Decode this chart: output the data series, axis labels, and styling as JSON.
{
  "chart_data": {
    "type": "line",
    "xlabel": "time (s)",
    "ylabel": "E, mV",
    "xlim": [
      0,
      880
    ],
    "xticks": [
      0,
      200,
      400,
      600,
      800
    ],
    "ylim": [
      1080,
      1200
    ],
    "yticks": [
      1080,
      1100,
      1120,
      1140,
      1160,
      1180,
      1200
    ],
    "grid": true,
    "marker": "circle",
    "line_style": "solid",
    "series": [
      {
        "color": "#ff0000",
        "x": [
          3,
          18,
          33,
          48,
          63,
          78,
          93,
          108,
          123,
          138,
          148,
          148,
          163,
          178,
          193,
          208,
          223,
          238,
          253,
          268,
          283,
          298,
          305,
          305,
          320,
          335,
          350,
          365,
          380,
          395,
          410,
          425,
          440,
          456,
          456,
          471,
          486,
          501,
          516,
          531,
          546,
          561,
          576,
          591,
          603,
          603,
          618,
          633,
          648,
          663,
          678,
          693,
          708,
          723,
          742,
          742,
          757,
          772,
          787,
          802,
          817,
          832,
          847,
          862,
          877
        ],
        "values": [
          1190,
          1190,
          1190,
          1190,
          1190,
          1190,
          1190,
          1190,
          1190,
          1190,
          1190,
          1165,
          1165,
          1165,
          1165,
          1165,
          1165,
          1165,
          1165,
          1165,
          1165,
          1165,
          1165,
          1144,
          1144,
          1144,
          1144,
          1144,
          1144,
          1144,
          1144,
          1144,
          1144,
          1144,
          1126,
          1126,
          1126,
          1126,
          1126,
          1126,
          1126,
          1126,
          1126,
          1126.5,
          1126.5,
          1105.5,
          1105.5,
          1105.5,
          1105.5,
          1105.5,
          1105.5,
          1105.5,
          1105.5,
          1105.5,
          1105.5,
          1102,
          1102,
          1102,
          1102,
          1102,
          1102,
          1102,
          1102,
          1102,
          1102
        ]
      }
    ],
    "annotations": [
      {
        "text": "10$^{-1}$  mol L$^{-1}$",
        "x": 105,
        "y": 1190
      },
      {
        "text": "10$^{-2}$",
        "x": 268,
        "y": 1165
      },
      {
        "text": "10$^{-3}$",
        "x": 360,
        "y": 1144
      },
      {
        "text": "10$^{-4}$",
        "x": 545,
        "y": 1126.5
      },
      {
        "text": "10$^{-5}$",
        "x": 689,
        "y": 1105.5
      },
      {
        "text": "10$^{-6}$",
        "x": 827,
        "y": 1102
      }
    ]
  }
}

★ ★ ★ ★

◆ **Written instruction**
From the data above, copy out every line with the string "text" in it.

◆ **Final result**
        "text": "10$^{-1}$  mol L$^{-1}$",
        "text": "10$^{-2}$",
        "text": "10$^{-3}$",
        "text": "10$^{-4}$",
        "text": "10$^{-5}$",
        "text": "10$^{-6}$",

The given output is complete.